Return each entry exactly, omitting nothing.

### DATA PROVIDED

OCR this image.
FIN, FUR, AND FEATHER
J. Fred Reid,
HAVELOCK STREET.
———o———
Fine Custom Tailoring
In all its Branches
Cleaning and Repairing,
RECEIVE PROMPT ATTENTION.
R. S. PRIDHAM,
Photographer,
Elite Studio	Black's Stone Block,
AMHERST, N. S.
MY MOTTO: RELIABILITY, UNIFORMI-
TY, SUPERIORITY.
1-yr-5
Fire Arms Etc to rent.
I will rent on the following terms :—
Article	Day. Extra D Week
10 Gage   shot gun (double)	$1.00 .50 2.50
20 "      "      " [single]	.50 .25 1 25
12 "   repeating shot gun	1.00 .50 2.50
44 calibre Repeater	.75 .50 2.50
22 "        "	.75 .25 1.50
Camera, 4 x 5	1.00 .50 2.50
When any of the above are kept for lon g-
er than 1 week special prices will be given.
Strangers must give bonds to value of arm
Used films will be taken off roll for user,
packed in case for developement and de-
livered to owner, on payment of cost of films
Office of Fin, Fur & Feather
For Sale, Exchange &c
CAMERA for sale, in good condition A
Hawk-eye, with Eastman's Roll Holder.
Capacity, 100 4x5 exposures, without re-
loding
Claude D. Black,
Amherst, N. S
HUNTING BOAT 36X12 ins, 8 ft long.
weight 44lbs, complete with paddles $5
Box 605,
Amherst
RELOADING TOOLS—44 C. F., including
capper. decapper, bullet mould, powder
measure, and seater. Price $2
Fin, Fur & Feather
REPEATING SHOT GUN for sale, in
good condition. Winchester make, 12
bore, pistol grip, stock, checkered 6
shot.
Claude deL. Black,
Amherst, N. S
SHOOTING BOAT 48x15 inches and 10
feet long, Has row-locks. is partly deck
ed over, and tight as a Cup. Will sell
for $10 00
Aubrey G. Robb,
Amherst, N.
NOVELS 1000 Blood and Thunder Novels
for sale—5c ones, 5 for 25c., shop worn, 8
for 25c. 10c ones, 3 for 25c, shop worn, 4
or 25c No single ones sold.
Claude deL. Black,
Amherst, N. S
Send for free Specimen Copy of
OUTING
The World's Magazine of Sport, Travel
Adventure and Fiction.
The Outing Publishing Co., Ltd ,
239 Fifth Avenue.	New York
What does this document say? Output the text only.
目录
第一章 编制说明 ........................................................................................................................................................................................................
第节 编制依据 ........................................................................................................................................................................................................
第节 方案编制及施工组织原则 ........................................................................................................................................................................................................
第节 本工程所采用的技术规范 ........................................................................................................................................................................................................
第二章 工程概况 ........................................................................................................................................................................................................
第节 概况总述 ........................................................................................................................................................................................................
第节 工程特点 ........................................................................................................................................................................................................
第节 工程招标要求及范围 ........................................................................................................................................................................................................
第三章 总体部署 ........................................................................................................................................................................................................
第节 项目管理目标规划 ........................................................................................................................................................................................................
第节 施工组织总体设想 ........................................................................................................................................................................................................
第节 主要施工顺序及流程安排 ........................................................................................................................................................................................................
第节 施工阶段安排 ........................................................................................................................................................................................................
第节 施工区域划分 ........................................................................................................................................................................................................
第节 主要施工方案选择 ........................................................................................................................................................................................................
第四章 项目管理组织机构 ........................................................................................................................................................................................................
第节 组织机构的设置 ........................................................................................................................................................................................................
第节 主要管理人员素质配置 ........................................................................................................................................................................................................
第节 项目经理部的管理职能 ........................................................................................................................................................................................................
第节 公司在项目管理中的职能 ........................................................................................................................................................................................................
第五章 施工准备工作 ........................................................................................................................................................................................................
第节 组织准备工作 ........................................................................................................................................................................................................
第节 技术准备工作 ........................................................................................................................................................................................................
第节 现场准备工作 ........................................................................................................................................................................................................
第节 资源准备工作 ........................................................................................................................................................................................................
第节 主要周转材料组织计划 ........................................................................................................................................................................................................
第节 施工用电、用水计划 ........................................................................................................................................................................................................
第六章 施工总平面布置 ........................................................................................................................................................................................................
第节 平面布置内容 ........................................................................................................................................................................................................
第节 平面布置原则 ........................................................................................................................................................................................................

######

ANSWER TO THIS EXERCISE >>
OCR this image.
FIN, FUR, AND FEATHER
J. Fred Reid,
HAVELOCK STREET.
———o———
Fine Custom Tailoring
In all its Branches
Cleaning and Repairing,
RECEIVE PROMPT ATTENTION.
R. S. PRIDHAM,
Photographer,
Elite Studio	Black's Stone Block,
AMHERST, N. S.
MY MOTTO: RELIABILITY, UNIFORMI-
TY, SUPERIORITY.
1-yr-5
Fire Arms Etc to rent.
I will rent on the following terms :—
Article	Day. Extra D Week
10 Gage   shot gun (double)	$1.00 .50 2.50
20 "      "      " [single]	.50 .25 1 25
12 "   repeating shot gun	1.00 .50 2.50
44 calibre Repeater	.75 .50 2.50
22 "        "	.75 .25 1.50
Camera, 4 x 5	1.00 .50 2.50
When any of the above are kept for lon g-
er than 1 week special prices will be given.
Strangers must give bonds to value of arm
Used films will be taken off roll for user,
packed in case for developement and de-
livered to owner, on payment of cost of films
Office of Fin, Fur & Feather
For Sale, Exchange &c
CAMERA for sale, in good condition A
Hawk-eye, with Eastman's Roll Holder.
Capacity, 100 4x5 exposures, without re-
loding
Claude D. Black,
Amherst, N. S
HUNTING BOAT 36X12 ins, 8 ft long.
weight 44lbs, complete with paddles $5
Box 605,
Amherst
RELOADING TOOLS—44 C. F., including
capper. decapper, bullet mould, powder
measure, and seater. Price $2
Fin, Fur & Feather
REPEATING SHOT GUN for sale, in
good condition. Winchester make, 12
bore, pistol grip, stock, checkered 6
shot.
Claude deL. Black,
Amherst, N. S
SHOOTING BOAT 48x15 inches and 10
feet long, Has row-locks. is partly deck
ed over, and tight as a Cup. Will sell
for $10 00
Aubrey G. Robb,
Amherst, N.
NOVELS 1000 Blood and Thunder Novels
for sale—5c ones, 5 for 25c., shop worn, 8
for 25c. 10c ones, 3 for 25c, shop worn, 4
or 25c No single ones sold.
Claude deL. Black,
Amherst, N. S
Send for free Specimen Copy of
OUTING
The World's Magazine of Sport, Travel
Adventure and Fiction.
The Outing Publishing Co., Ltd ,
239 Fifth Avenue.	New York
What does this document say? Output the text only.
目录
第一章 编制说明 ........................................................................................................................................................................................................
第节 编制依据 ........................................................................................................................................................................................................
第节 方案编制及施工组织原则 ........................................................................................................................................................................................................
第节 本工程所采用的技术规范 ........................................................................................................................................................................................................
第二章 工程概况 ........................................................................................................................................................................................................
第节 概况总述 ........................................................................................................................................................................................................
第节 工程特点 ........................................................................................................................................................................................................
第节 工程招标要求及范围 ........................................................................................................................................................................................................
第三章 总体部署 ........................................................................................................................................................................................................
第节 项目管理目标规划 ........................................................................................................................................................................................................
第节 施工组织总体设想 ........................................................................................................................................................................................................
第节 主要施工顺序及流程安排 ........................................................................................................................................................................................................
第节 施工阶段安排 ........................................................................................................................................................................................................
第节 施工区域划分 ........................................................................................................................................................................................................
第节 主要施工方案选择 ........................................................................................................................................................................................................
第四章 项目管理组织机构 ........................................................................................................................................................................................................
第节 组织机构的设置 ........................................................................................................................................................................................................
第节 主要管理人员素质配置 ........................................................................................................................................................................................................
第节 项目经理部的管理职能 ........................................................................................................................................................................................................
第节 公司在项目管理中的职能 ........................................................................................................................................................................................................
第五章 施工准备工作 ........................................................................................................................................................................................................
第节 组织准备工作 ........................................................................................................................................................................................................
第节 技术准备工作 ........................................................................................................................................................................................................
第节 现场准备工作 ........................................................................................................................................................................................................
第节 资源准备工作 ........................................................................................................................................................................................................
第节 主要周转材料组织计划 ........................................................................................................................................................................................................
第节 施工用电、用水计划 ........................................................................................................................................................................................................
第六章 施工总平面布置 ........................................................................................................................................................................................................
第节 平面布置内容 ........................................................................................................................................................................................................
第节 平面布置原则 ........................................................................................................................................................................................................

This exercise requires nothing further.